Begin EXERCISE MATERIALS
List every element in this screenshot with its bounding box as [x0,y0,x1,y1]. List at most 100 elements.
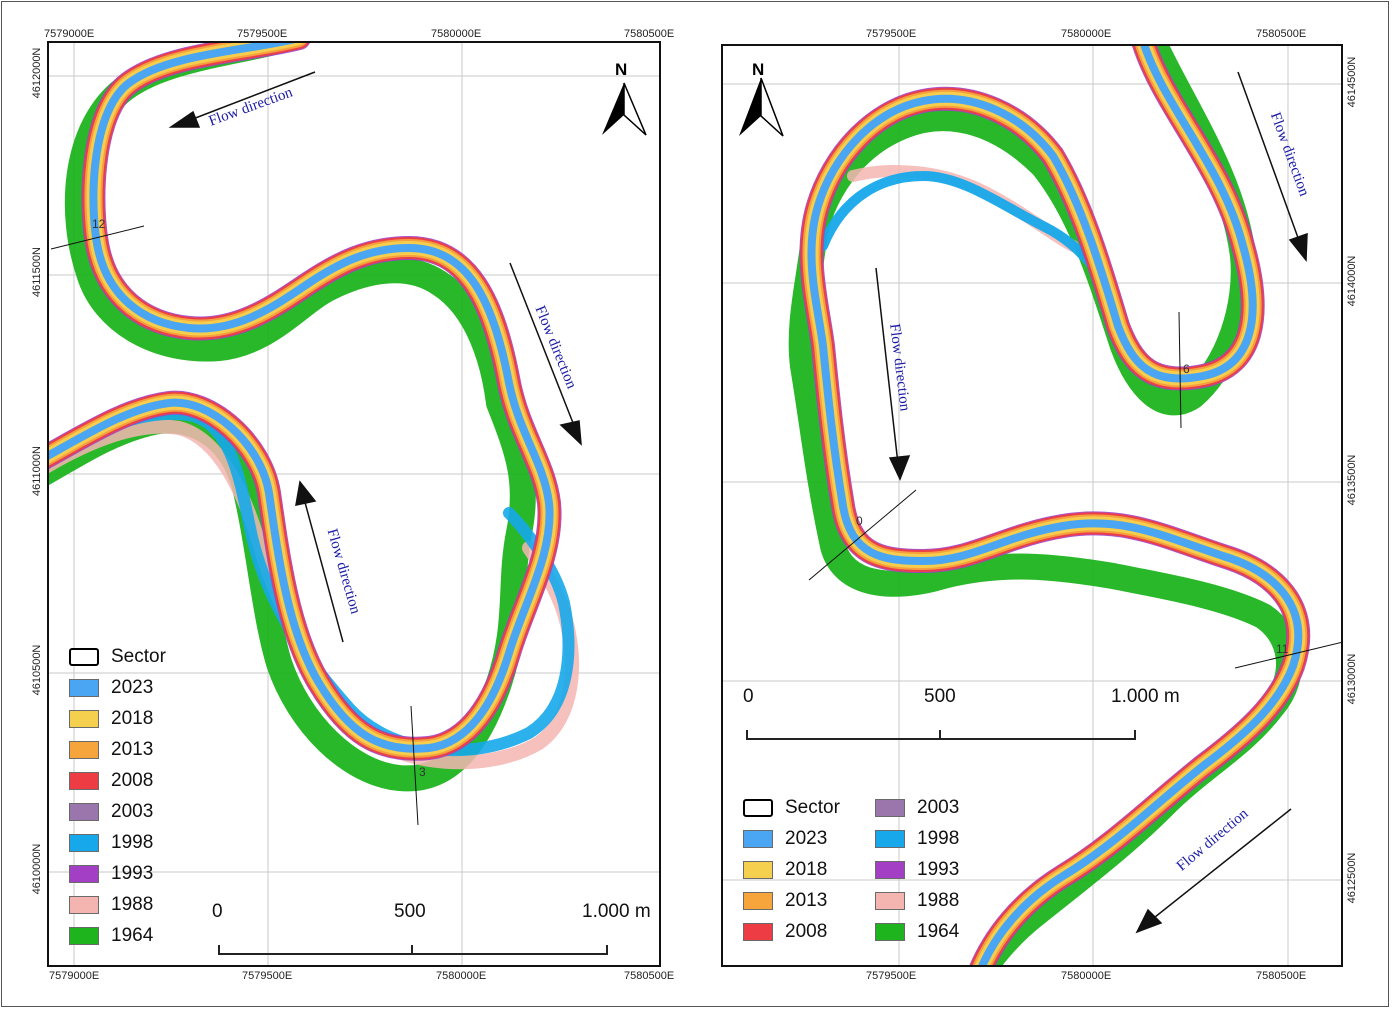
legend-swatch [875,830,905,848]
flow-arrowhead [1135,908,1163,934]
easting-label: 7580000E [431,28,482,40]
legend-label: 2008 [111,770,154,791]
legend-swatch [875,861,905,879]
sector-number: 11 [1276,642,1289,656]
legend-swatch [743,799,773,817]
legend-swatch [69,648,99,666]
scale-bar-line [746,730,1136,740]
legend-label: 1998 [111,832,154,853]
sector-line [410,705,419,826]
flow-arrow-line [875,267,899,465]
sector-number: 12 [92,217,106,231]
legend-swatch [69,803,99,821]
legend-label: 1988 [917,890,960,911]
scale-label-zero: 0 [743,686,754,707]
channel-1998 [818,171,1098,271]
northing-label: 4611000N [31,446,43,496]
easting-label: 7579500E [866,970,917,982]
right-flow-arrows [875,71,1308,934]
easting-label: 7580000E [1061,28,1112,40]
legend-swatch [69,865,99,883]
legend-swatch [743,861,773,879]
right-map-panel: Flow direction Flow direction Flow direc… [721,44,1343,967]
scale-label-mid: 500 [924,686,956,707]
legend-label: 1998 [917,828,960,849]
sector-number: 6 [1183,362,1190,376]
northing-label: 4610000N [31,843,43,895]
legend-label: 2018 [785,859,828,880]
legend-label: Sector [785,797,840,818]
north-label: N [615,60,628,79]
right-river-channels [788,46,1311,965]
left-map-panel: Flow direction Flow direction Flow direc… [47,41,661,967]
sector-line [1234,641,1341,669]
northing-label: 4614500N [1346,56,1358,108]
legend-label: 2013 [785,890,828,911]
channel-2023 [807,46,1303,965]
right-channel-layer [723,46,1341,965]
legend-label: 1964 [917,921,960,942]
legend-label: 2013 [111,739,154,760]
northing-label: 4613500N [1346,454,1358,506]
flow-arrow-line [1149,808,1292,922]
legend-label: 1964 [111,925,154,946]
scale-label-end: 1.000 m [582,901,651,922]
legend-swatch [743,830,773,848]
flow-arrow-line [184,71,316,123]
right-grid [723,46,1341,965]
flow-arrowhead [559,420,582,446]
sector-line [1178,311,1182,429]
easting-label: 7580000E [1061,970,1112,982]
legend-swatch [875,892,905,910]
sector-line [808,489,917,581]
easting-label: 7579500E [237,28,288,40]
northing-label: 4614000N [1346,255,1358,307]
legend-swatch [69,927,99,945]
scale-bar-tick [411,945,413,955]
northing-label: 4611500N [31,247,43,297]
northing-label: 4612000N [31,47,43,99]
sector-number: 3 [419,765,426,779]
left-legend: Sector 2023 2018 2013 2008 2003 1998 1993 1988 19… [69,646,199,956]
north-arrow-right-half [760,77,784,137]
northing-label: 4612500N [1346,852,1358,904]
legend-label: 2003 [917,797,960,818]
flow-arrowhead [888,455,911,481]
flow-arrowhead [168,110,201,128]
legend-swatch [69,741,99,759]
easting-label: 7579000E [44,28,95,40]
scale-label-zero: 0 [212,901,223,922]
legend-swatch [69,834,99,852]
scale-bar-line [218,945,608,955]
legend-label: 2003 [111,801,154,822]
flow-arrowhead [295,480,317,506]
legend-swatch [875,799,905,817]
legend-label: 2018 [111,708,154,729]
legend-label: 2023 [111,677,154,698]
legend-swatch [69,710,99,728]
north-arrow-right-half [623,82,647,136]
legend-label: Sector [111,646,166,667]
scale-bar-tick [939,730,941,740]
north-label: N [752,60,765,79]
flow-arrow-line [509,262,576,429]
easting-label: 7580500E [1256,28,1307,40]
sector-line [50,225,145,250]
flow-arrow-line [1237,71,1302,247]
flow-arrow-line [302,494,344,643]
northing-label: 4613000N [1346,653,1358,705]
channel-2023 [49,43,554,753]
easting-label: 7580000E [436,970,487,982]
legend-swatch [743,923,773,941]
legend-label: 2008 [785,921,828,942]
left-sector-lines [50,225,419,826]
legend-swatch [743,892,773,910]
easting-label: 7580500E [624,970,675,982]
scale-label-end: 1.000 m [1111,686,1180,707]
flow-arrowhead [1288,232,1308,263]
easting-label: 7579000E [49,970,100,982]
legend-label: 2023 [785,828,828,849]
scale-label-mid: 500 [394,901,426,922]
legend-swatch [69,679,99,697]
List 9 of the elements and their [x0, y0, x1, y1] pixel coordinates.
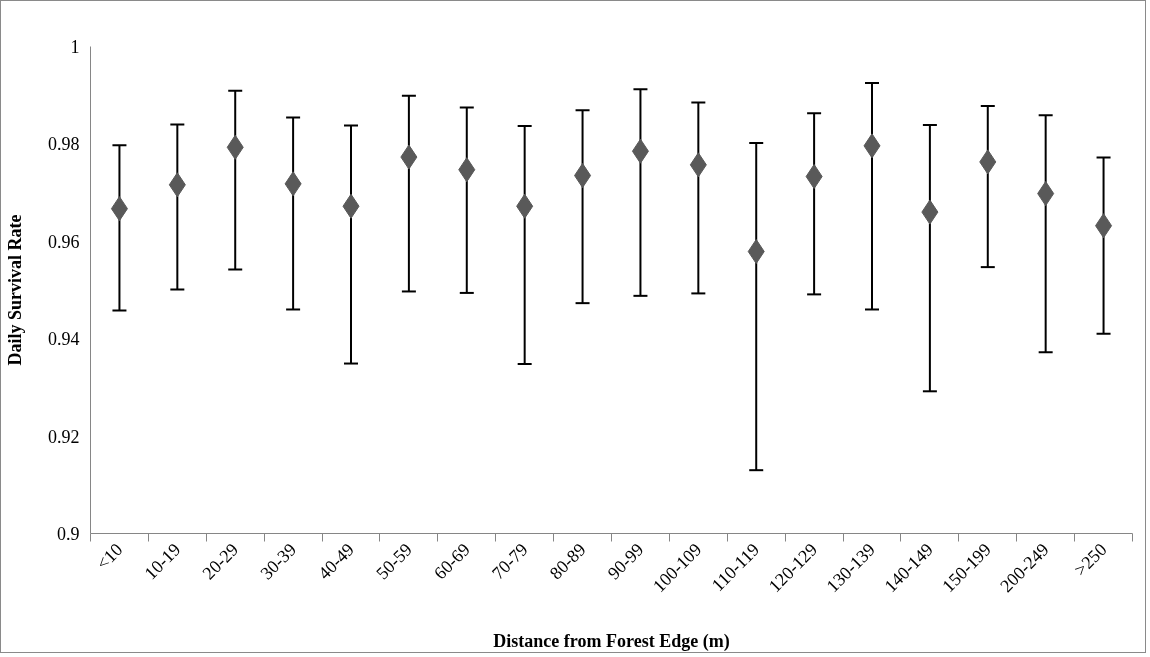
x-tick-label: <10	[92, 539, 127, 574]
y-tick-label: 0.96	[48, 231, 80, 252]
y-tick-label: 0.94	[48, 329, 80, 350]
y-tick-label: 0.9	[57, 524, 80, 544]
y-axis-title: Daily Survival Rate	[5, 214, 25, 366]
y-tick-label: 1	[70, 37, 80, 57]
x-axis-title: Distance from Forest Edge (m)	[493, 631, 730, 653]
y-tick-label: 0.98	[48, 134, 80, 155]
y-tick-label: 0.92	[48, 426, 80, 447]
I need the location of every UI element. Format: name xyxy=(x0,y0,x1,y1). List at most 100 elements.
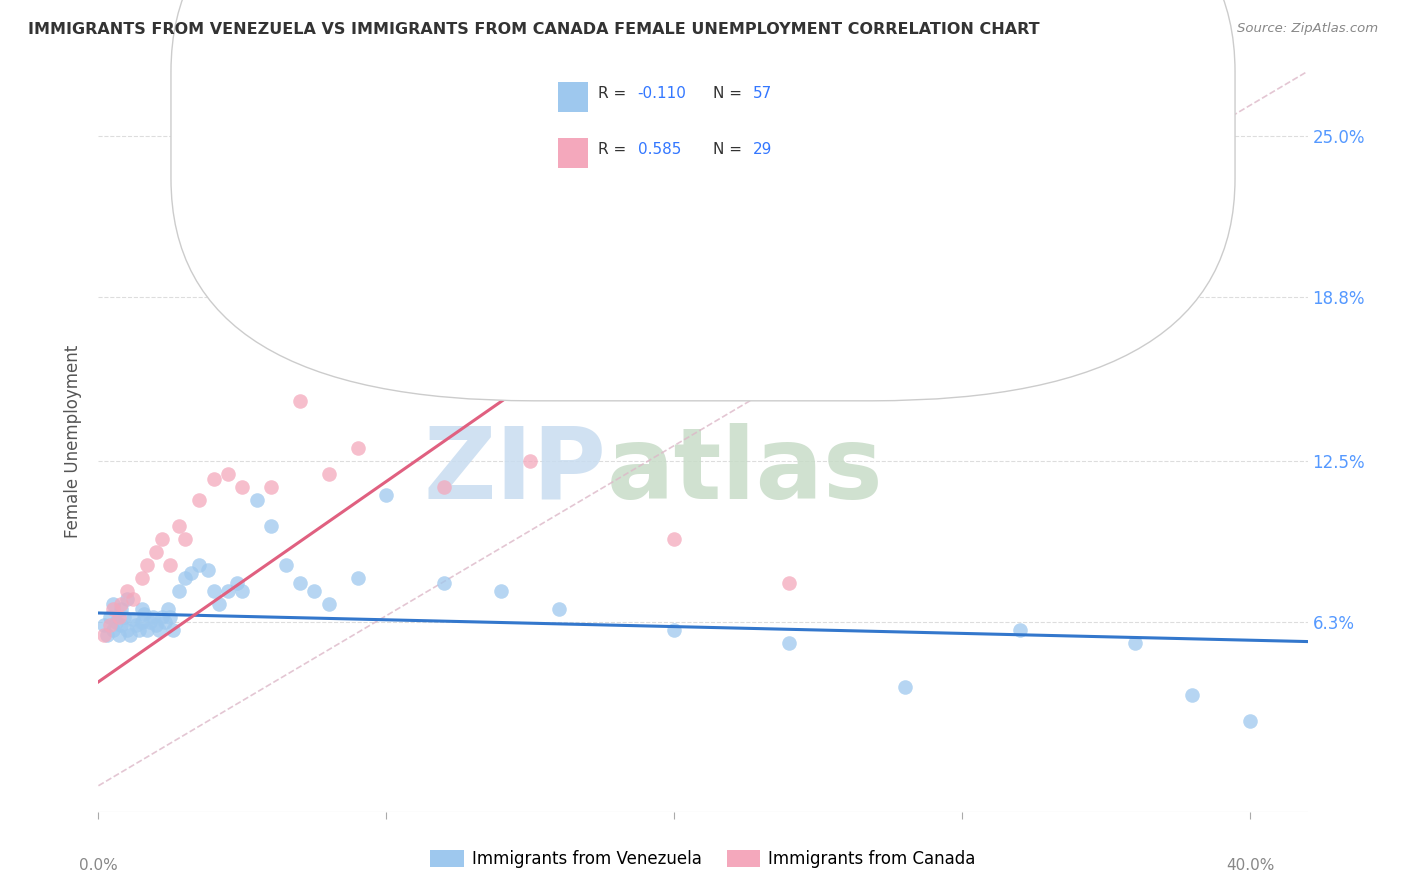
Text: 40.0%: 40.0% xyxy=(1226,858,1274,873)
Point xyxy=(318,467,340,481)
Legend: Immigrants from Venezuela, Immigrants from Canada: Immigrants from Venezuela, Immigrants fr… xyxy=(423,843,983,875)
Point xyxy=(115,591,138,606)
Point xyxy=(260,519,283,533)
Point xyxy=(433,576,456,591)
Point xyxy=(576,350,599,364)
Point xyxy=(180,566,202,580)
Point xyxy=(433,480,456,494)
Point xyxy=(548,602,571,616)
Point xyxy=(231,583,253,598)
Point xyxy=(162,623,184,637)
Point xyxy=(274,324,297,338)
Point xyxy=(288,576,311,591)
Text: 0.0%: 0.0% xyxy=(79,858,118,873)
Point xyxy=(128,623,150,637)
Point xyxy=(115,583,138,598)
Point xyxy=(159,558,181,572)
Point xyxy=(274,558,297,572)
Point xyxy=(167,583,190,598)
Point xyxy=(104,615,127,629)
Point xyxy=(131,571,153,585)
Point xyxy=(1008,623,1031,637)
Point xyxy=(173,571,195,585)
Point xyxy=(101,597,124,611)
Point xyxy=(150,532,173,546)
Point xyxy=(150,610,173,624)
Text: -0.110: -0.110 xyxy=(638,87,686,101)
Point xyxy=(288,394,311,409)
Point xyxy=(167,519,190,533)
Point xyxy=(131,602,153,616)
Point xyxy=(115,623,138,637)
Point xyxy=(188,493,211,508)
Point xyxy=(93,628,115,642)
Bar xyxy=(558,138,588,168)
Point xyxy=(145,545,167,559)
Point xyxy=(1181,688,1204,702)
Point xyxy=(375,488,398,502)
Point xyxy=(107,628,129,642)
Text: N =: N = xyxy=(713,87,747,101)
Text: Source: ZipAtlas.com: Source: ZipAtlas.com xyxy=(1237,22,1378,36)
Point xyxy=(202,472,225,486)
Point xyxy=(156,602,179,616)
Text: N =: N = xyxy=(713,142,747,157)
Point xyxy=(136,623,159,637)
Point xyxy=(225,576,247,591)
Point xyxy=(664,532,686,546)
Point xyxy=(519,454,541,468)
Point xyxy=(110,617,132,632)
Point xyxy=(260,480,283,494)
Point xyxy=(110,602,132,616)
Point xyxy=(173,532,195,546)
Text: R =: R = xyxy=(598,87,631,101)
Point xyxy=(1123,636,1146,650)
Bar xyxy=(558,82,588,112)
Point xyxy=(136,558,159,572)
Point xyxy=(159,610,181,624)
Point xyxy=(491,583,513,598)
Text: IMMIGRANTS FROM VENEZUELA VS IMMIGRANTS FROM CANADA FEMALE UNEMPLOYMENT CORRELAT: IMMIGRANTS FROM VENEZUELA VS IMMIGRANTS … xyxy=(28,22,1040,37)
Point xyxy=(139,615,162,629)
Point xyxy=(96,628,118,642)
Text: atlas: atlas xyxy=(606,423,883,520)
Point xyxy=(778,576,800,591)
Point xyxy=(231,480,253,494)
Point xyxy=(120,628,142,642)
Point xyxy=(93,617,115,632)
Point xyxy=(142,610,165,624)
Point xyxy=(122,612,145,626)
Point xyxy=(304,583,326,598)
Point xyxy=(101,602,124,616)
Point xyxy=(217,467,239,481)
Point xyxy=(101,623,124,637)
Point xyxy=(148,623,170,637)
Point xyxy=(131,615,153,629)
Text: 29: 29 xyxy=(752,142,772,157)
Point xyxy=(217,583,239,598)
Point xyxy=(107,610,129,624)
Point xyxy=(1239,714,1261,728)
Point xyxy=(125,617,148,632)
Point xyxy=(664,623,686,637)
Point xyxy=(98,617,121,632)
Point xyxy=(188,558,211,572)
Point xyxy=(375,194,398,209)
Point xyxy=(208,597,231,611)
Point xyxy=(346,441,368,455)
Text: 0.585: 0.585 xyxy=(638,142,681,157)
Point xyxy=(98,610,121,624)
Point xyxy=(122,591,145,606)
Point xyxy=(134,607,156,622)
FancyBboxPatch shape xyxy=(172,0,1234,401)
Point xyxy=(112,610,135,624)
Point xyxy=(893,680,915,694)
Y-axis label: Female Unemployment: Female Unemployment xyxy=(65,345,83,538)
Text: R =: R = xyxy=(598,142,631,157)
Point xyxy=(346,571,368,585)
Point xyxy=(246,493,269,508)
Text: ZIP: ZIP xyxy=(423,423,606,520)
Point xyxy=(145,617,167,632)
Point xyxy=(153,615,176,629)
Point xyxy=(202,583,225,598)
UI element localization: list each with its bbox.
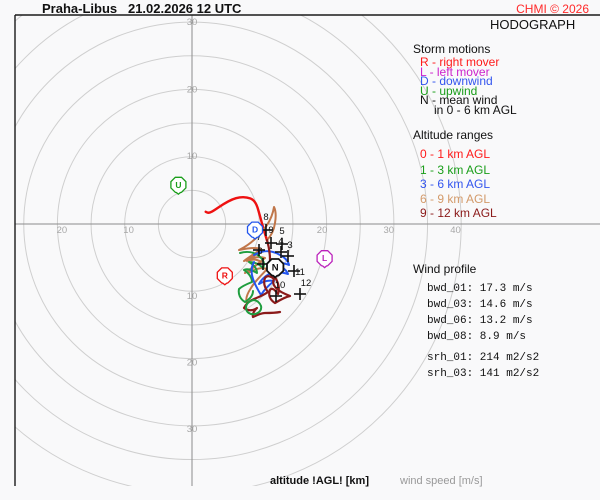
End EXERCISE MATERIALS
TASK INSTRUCTIONS:
Replace "Forest Edge" with "Woodland Edge" in the records, starting at the line that contains "539, 127, 574]" and ending at the line that contains "I need the location". Give back only those lines, with nothing else changed.

WRITTEN SOLUTION:
x-tick-label: <10	[92, 539, 127, 574]
y-tick-label: 0.96	[48, 231, 80, 252]
y-tick-label: 0.94	[48, 329, 80, 350]
y-tick-label: 0.9	[57, 524, 80, 544]
y-axis-title: Daily Survival Rate	[5, 214, 25, 366]
y-tick-label: 1	[70, 37, 80, 57]
x-axis-title: Distance from Woodland Edge (m)	[493, 631, 730, 653]
y-tick-label: 0.98	[48, 134, 80, 155]
y-tick-label: 0.92	[48, 426, 80, 447]
I need the location of every UI element. Format: name xyxy=(x0,y0,x1,y1). List at most 100 elements.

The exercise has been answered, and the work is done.